▶ **WHAT YOU NEED TO DO**
Edit the material from its first line through the line containing "labs-button[interactable] [878, 47, 910, 79]", replacing "omnibox-input" with "address-bar-input" and leaving everything else unchanged.

▶ **THE INPUT**
- - -

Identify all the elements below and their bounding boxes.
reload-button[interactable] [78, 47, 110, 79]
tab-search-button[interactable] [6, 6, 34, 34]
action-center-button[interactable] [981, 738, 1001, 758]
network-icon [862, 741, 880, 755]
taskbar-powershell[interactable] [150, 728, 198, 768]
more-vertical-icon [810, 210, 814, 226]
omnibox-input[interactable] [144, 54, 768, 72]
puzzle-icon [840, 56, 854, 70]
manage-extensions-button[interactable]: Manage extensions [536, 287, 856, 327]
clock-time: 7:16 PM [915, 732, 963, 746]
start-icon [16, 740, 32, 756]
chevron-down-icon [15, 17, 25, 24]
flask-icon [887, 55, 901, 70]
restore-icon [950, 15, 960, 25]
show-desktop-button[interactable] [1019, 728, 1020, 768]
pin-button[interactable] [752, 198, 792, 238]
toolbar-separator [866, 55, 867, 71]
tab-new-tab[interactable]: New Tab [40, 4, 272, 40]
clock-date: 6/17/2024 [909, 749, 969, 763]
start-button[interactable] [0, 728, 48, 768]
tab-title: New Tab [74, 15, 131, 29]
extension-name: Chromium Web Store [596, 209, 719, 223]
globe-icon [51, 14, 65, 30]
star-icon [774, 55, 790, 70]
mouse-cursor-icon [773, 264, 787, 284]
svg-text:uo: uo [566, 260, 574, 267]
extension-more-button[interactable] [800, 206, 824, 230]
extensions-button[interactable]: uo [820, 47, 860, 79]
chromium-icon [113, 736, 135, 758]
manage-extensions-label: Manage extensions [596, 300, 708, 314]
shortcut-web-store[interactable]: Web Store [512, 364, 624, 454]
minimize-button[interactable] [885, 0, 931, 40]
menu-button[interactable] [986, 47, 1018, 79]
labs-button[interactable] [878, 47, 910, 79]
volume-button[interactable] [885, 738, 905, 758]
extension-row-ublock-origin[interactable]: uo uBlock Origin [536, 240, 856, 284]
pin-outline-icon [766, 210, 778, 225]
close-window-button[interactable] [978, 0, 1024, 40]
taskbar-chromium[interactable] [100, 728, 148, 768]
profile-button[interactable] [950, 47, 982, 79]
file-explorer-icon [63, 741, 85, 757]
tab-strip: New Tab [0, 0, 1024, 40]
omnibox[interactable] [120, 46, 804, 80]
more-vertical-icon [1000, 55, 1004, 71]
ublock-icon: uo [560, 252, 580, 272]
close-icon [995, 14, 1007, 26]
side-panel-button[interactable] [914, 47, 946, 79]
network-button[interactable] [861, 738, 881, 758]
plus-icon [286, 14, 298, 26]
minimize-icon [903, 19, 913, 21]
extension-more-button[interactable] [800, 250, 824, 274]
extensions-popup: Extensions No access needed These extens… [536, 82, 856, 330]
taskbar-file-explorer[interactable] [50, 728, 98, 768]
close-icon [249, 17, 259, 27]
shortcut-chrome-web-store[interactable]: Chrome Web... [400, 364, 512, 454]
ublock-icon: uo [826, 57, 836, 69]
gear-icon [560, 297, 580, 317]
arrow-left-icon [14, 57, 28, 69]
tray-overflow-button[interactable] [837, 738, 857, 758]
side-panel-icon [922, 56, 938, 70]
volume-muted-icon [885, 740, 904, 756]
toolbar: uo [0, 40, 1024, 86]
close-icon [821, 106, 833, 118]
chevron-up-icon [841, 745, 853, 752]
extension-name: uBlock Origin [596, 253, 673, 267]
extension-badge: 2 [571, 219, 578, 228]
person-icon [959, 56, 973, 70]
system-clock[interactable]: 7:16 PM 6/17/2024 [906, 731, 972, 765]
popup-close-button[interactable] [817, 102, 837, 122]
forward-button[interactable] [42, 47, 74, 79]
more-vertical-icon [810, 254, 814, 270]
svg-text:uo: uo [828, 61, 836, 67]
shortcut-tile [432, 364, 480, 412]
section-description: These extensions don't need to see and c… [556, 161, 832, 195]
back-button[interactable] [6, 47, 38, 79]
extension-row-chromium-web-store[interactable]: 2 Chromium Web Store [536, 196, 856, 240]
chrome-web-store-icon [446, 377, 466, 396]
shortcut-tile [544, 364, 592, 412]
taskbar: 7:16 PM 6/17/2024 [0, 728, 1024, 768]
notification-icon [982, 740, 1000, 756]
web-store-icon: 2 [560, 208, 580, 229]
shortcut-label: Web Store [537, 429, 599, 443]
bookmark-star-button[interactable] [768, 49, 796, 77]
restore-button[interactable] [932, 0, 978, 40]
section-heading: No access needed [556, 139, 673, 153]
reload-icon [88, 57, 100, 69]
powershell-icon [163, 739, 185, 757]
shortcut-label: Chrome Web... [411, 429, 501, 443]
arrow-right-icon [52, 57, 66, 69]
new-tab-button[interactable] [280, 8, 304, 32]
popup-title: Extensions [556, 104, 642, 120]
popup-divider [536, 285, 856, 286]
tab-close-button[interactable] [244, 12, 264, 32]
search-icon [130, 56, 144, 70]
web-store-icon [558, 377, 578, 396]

- - -

▶ **WRITTEN SOLUTION**
Identify all the elements below and their bounding boxes.
reload-button[interactable] [78, 47, 110, 79]
tab-search-button[interactable] [6, 6, 34, 34]
action-center-button[interactable] [981, 738, 1001, 758]
network-icon [862, 741, 880, 755]
taskbar-powershell[interactable] [150, 728, 198, 768]
more-vertical-icon [810, 210, 814, 226]
address-bar-input[interactable] [144, 54, 768, 72]
puzzle-icon [840, 56, 854, 70]
manage-extensions-button[interactable]: Manage extensions [536, 287, 856, 327]
clock-time: 7:16 PM [915, 732, 963, 746]
start-icon [16, 740, 32, 756]
chevron-down-icon [15, 17, 25, 24]
flask-icon [887, 55, 901, 70]
restore-icon [950, 15, 960, 25]
show-desktop-button[interactable] [1019, 728, 1020, 768]
pin-button[interactable] [752, 198, 792, 238]
toolbar-separator [866, 55, 867, 71]
tab-new-tab[interactable]: New Tab [40, 4, 272, 40]
clock-date: 6/17/2024 [909, 749, 969, 763]
start-button[interactable] [0, 728, 48, 768]
tab-title: New Tab [74, 15, 131, 29]
extension-name: Chromium Web Store [596, 209, 719, 223]
globe-icon [51, 14, 65, 30]
star-icon [774, 55, 790, 70]
mouse-cursor-icon [773, 264, 787, 284]
svg-text:uo: uo [566, 260, 574, 267]
extension-more-button[interactable] [800, 206, 824, 230]
extensions-button[interactable]: uo [820, 47, 860, 79]
chromium-icon [113, 736, 135, 758]
manage-extensions-label: Manage extensions [596, 300, 708, 314]
shortcut-web-store[interactable]: Web Store [512, 364, 624, 454]
minimize-button[interactable] [885, 0, 931, 40]
menu-button[interactable] [986, 47, 1018, 79]
labs-button[interactable] [878, 47, 910, 79]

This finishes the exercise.